• What needs to be done: Reproduce every line of the entries below word for word, leaving out the pictures.

(Layout annotation data)
[Begin]
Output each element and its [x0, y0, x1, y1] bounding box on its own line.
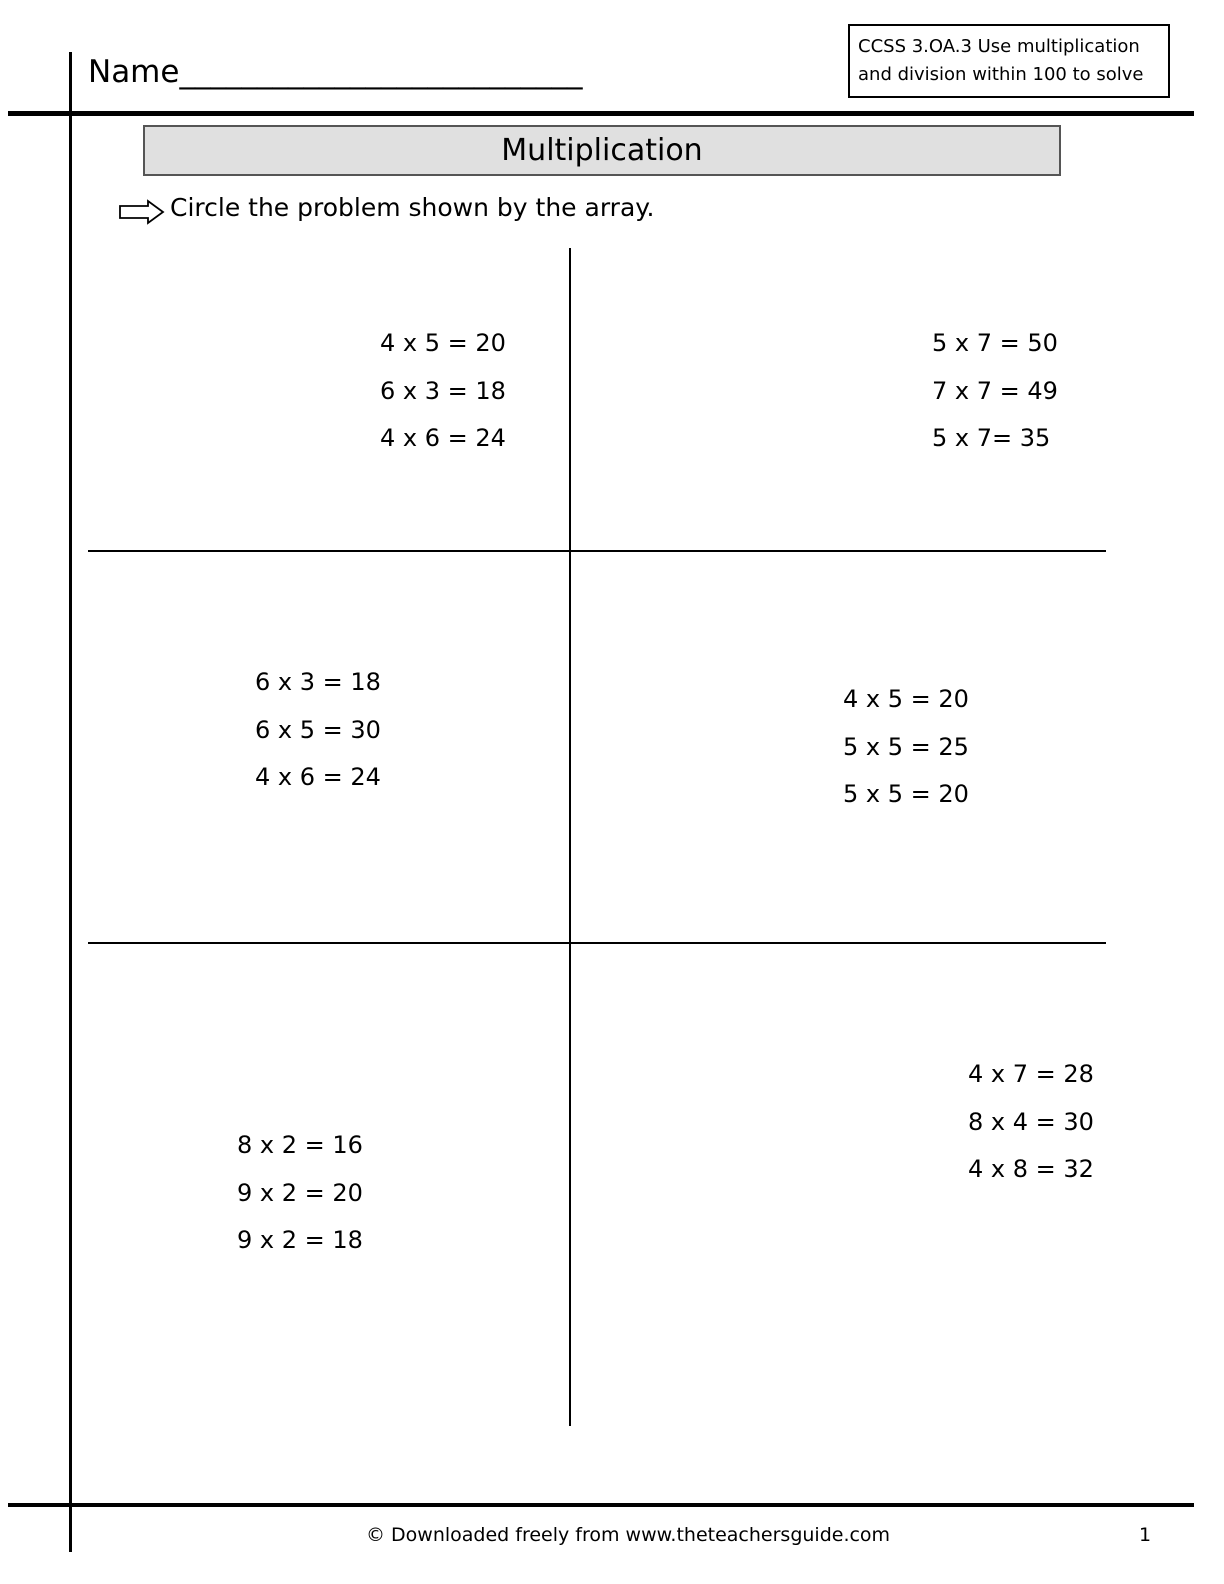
header-rule: [8, 111, 1194, 116]
right-arrow-icon: [118, 198, 166, 226]
problem-option[interactable]: 8 x 2 = 16: [237, 1131, 363, 1159]
standard-line-2: and division within 100 to solve: [858, 64, 1144, 85]
problem-set-5: [237, 1122, 363, 1265]
page-title: Multiplication: [143, 125, 1061, 176]
instruction-text: Circle the problem shown by the array.: [170, 193, 655, 222]
problem-option[interactable]: 4 x 5 = 20: [380, 329, 506, 357]
problem-option[interactable]: 7 x 7 = 49: [932, 376, 1058, 405]
problem-option[interactable]: 5 x 7= 35: [932, 424, 1051, 452]
grid-vertical-divider: [569, 248, 571, 1426]
problem-option[interactable]: 5 x 5 = 20: [843, 780, 969, 808]
page-number: 1: [1139, 1524, 1152, 1546]
problem-option[interactable]: 4 x 6 = 24: [380, 424, 506, 452]
problem-option[interactable]: 6 x 3 = 18: [380, 376, 506, 405]
problem-option[interactable]: 6 x 5 = 30: [255, 715, 381, 744]
problem-option[interactable]: 6 x 3 = 18: [255, 668, 381, 696]
problem-option[interactable]: 8 x 4 = 30: [968, 1107, 1094, 1136]
problem-set-1: [380, 320, 506, 463]
problem-option[interactable]: 4 x 6 = 24: [255, 763, 381, 791]
grid-horizontal-divider-1: [88, 550, 1106, 552]
footer-credit: © Downloaded freely from www.theteachersguide.com: [366, 1524, 891, 1546]
problem-set-2: [932, 320, 1058, 463]
left-margin-rule: [69, 52, 72, 1552]
problem-set-4: [843, 676, 969, 819]
problem-option[interactable]: 9 x 2 = 20: [237, 1178, 363, 1207]
grid-horizontal-divider-2: [88, 942, 1106, 944]
problem-option[interactable]: 9 x 2 = 18: [237, 1226, 363, 1254]
problem-option[interactable]: 4 x 8 = 32: [968, 1155, 1094, 1183]
problem-option[interactable]: 4 x 7 = 28: [968, 1060, 1094, 1088]
problem-option[interactable]: 5 x 7 = 50: [932, 329, 1058, 357]
standard-box: [848, 24, 1170, 98]
problem-set-3: [255, 659, 381, 802]
problem-option[interactable]: 4 x 5 = 20: [843, 685, 969, 713]
problem-set-6: [968, 1051, 1094, 1194]
footer-rule: [8, 1503, 1194, 1507]
standard-line-1: CCSS 3.OA.3 Use multiplication: [858, 36, 1140, 57]
problem-option[interactable]: 5 x 5 = 25: [843, 732, 969, 761]
name-field-label: Name__________________________: [88, 54, 583, 90]
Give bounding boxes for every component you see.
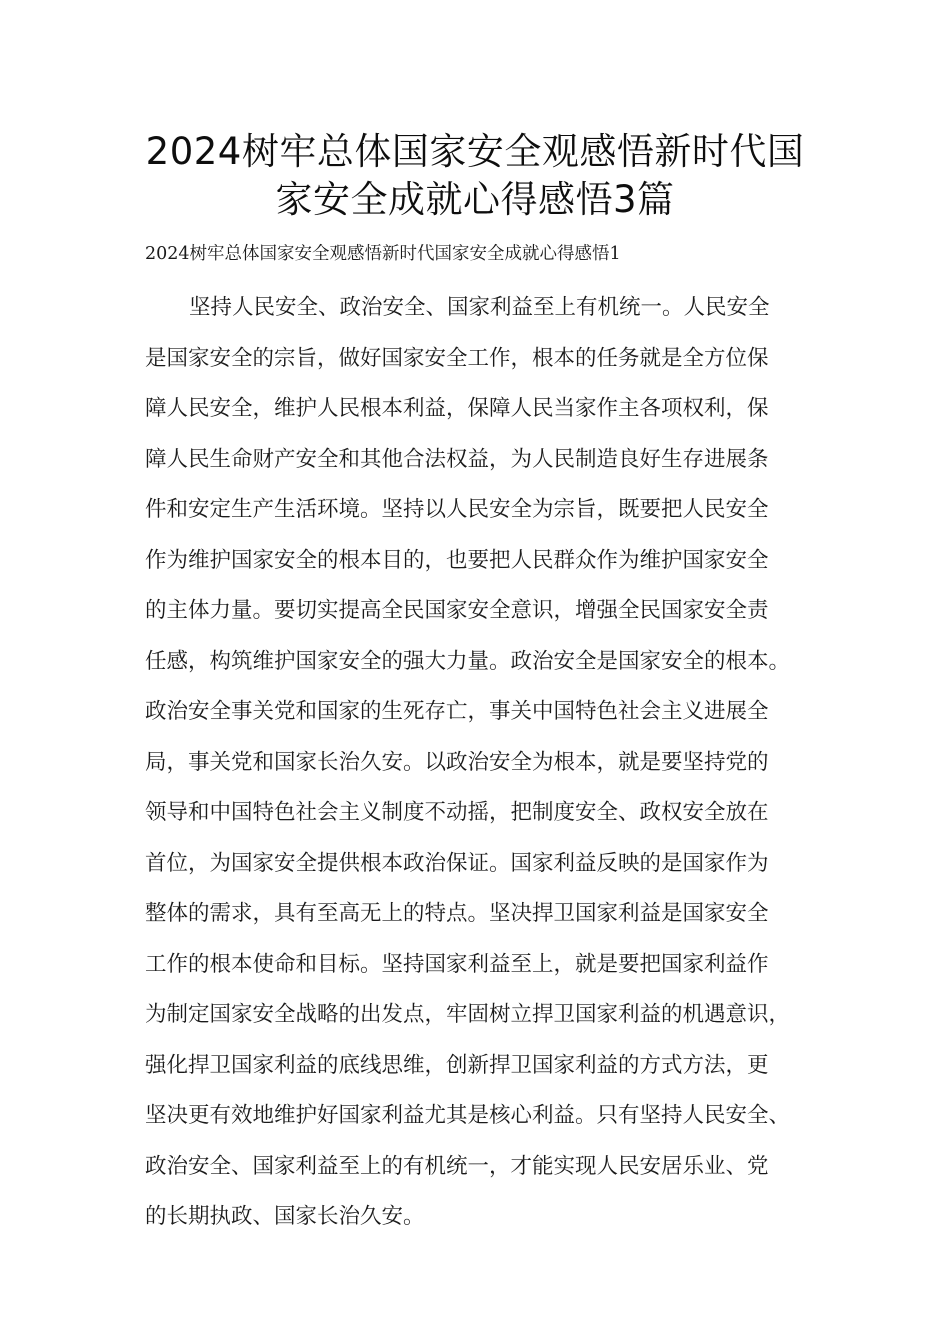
[End]
• The response:
Output each element and its [x0, y0, x1, y1] bounding box on its own line.
header-rule: [8, 111, 1194, 116]
right-arrow-icon: [118, 198, 166, 226]
problem-option[interactable]: 8 x 2 = 16: [237, 1131, 363, 1159]
standard-line-2: and division within 100 to solve: [858, 64, 1144, 85]
problem-set-5: [237, 1122, 363, 1265]
page-title: Multiplication: [143, 125, 1061, 176]
instruction-text: Circle the problem shown by the array.: [170, 193, 655, 222]
problem-option[interactable]: 4 x 5 = 20: [380, 329, 506, 357]
problem-option[interactable]: 7 x 7 = 49: [932, 376, 1058, 405]
problem-option[interactable]: 5 x 7= 35: [932, 424, 1051, 452]
grid-vertical-divider: [569, 248, 571, 1426]
problem-option[interactable]: 5 x 5 = 20: [843, 780, 969, 808]
page-number: 1: [1139, 1524, 1152, 1546]
problem-option[interactable]: 4 x 6 = 24: [380, 424, 506, 452]
problem-option[interactable]: 6 x 3 = 18: [380, 376, 506, 405]
problem-option[interactable]: 6 x 5 = 30: [255, 715, 381, 744]
problem-option[interactable]: 6 x 3 = 18: [255, 668, 381, 696]
problem-option[interactable]: 8 x 4 = 30: [968, 1107, 1094, 1136]
problem-set-1: [380, 320, 506, 463]
problem-option[interactable]: 4 x 6 = 24: [255, 763, 381, 791]
grid-horizontal-divider-1: [88, 550, 1106, 552]
footer-credit: © Downloaded freely from www.theteachersguide.com: [366, 1524, 891, 1546]
problem-set-2: [932, 320, 1058, 463]
left-margin-rule: [69, 52, 72, 1552]
problem-set-4: [843, 676, 969, 819]
problem-option[interactable]: 9 x 2 = 20: [237, 1178, 363, 1207]
grid-horizontal-divider-2: [88, 942, 1106, 944]
problem-option[interactable]: 9 x 2 = 18: [237, 1226, 363, 1254]
problem-option[interactable]: 4 x 8 = 32: [968, 1155, 1094, 1183]
problem-option[interactable]: 4 x 7 = 28: [968, 1060, 1094, 1088]
problem-option[interactable]: 5 x 7 = 50: [932, 329, 1058, 357]
standard-box: [848, 24, 1170, 98]
problem-set-3: [255, 659, 381, 802]
problem-option[interactable]: 4 x 5 = 20: [843, 685, 969, 713]
problem-set-6: [968, 1051, 1094, 1194]
footer-rule: [8, 1503, 1194, 1507]
standard-line-1: CCSS 3.OA.3 Use multiplication: [858, 36, 1140, 57]
problem-option[interactable]: 5 x 5 = 25: [843, 732, 969, 761]
name-field-label: Name__________________________: [88, 54, 583, 90]
Give bounding boxes for every component you see.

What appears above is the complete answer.